(begin)

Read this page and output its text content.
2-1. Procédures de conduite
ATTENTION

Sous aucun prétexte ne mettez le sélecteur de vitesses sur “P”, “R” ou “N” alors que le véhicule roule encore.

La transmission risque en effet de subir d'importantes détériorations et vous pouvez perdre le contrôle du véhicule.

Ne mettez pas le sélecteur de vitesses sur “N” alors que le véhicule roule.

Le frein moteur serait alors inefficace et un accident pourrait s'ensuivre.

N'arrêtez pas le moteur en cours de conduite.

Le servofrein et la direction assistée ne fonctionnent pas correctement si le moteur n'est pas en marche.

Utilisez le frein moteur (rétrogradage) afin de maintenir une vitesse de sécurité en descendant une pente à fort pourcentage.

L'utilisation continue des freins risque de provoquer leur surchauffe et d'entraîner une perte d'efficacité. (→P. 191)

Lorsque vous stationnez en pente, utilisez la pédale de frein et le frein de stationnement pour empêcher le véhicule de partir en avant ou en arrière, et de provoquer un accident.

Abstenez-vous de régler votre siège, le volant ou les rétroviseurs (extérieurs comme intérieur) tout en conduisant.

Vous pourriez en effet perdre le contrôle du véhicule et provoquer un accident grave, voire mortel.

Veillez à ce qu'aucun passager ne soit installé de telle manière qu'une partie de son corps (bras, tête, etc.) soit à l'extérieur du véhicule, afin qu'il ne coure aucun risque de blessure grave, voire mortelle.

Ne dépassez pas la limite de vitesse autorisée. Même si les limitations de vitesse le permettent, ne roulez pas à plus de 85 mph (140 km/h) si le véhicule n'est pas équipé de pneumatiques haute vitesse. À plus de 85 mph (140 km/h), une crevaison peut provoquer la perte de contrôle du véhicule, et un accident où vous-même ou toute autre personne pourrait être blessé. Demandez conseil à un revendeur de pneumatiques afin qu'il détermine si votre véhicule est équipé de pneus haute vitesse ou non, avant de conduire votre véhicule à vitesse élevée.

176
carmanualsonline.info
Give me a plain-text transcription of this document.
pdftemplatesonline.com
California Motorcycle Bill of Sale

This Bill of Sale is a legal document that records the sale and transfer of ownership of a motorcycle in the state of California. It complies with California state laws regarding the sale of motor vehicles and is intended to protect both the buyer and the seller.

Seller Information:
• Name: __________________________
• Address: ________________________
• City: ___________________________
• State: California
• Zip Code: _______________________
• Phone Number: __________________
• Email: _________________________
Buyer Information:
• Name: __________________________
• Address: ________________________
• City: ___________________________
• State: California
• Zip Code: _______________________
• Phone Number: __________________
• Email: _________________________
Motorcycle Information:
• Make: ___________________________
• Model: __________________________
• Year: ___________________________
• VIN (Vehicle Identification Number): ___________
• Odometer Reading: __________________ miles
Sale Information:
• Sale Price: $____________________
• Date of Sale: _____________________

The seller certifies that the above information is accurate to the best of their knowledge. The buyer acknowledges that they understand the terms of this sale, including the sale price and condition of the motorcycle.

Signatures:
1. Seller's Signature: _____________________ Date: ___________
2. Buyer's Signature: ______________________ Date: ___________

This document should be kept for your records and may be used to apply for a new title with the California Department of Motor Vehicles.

(end)

PROBLEM STATEMENT. Scan the entries above. Copy each line that has the string "grave".

ANSWER BELOW.
Vous pourriez en effet perdre le contrôle du véhicule et provoquer un accident grave, voire mortel.
Veillez à ce qu'aucun passager ne soit installé de telle manière qu'une partie de son corps (bras, tête, etc.) soit à l'extérieur du véhicule, afin qu'il ne coure aucun risque de blessure grave, voire mortelle.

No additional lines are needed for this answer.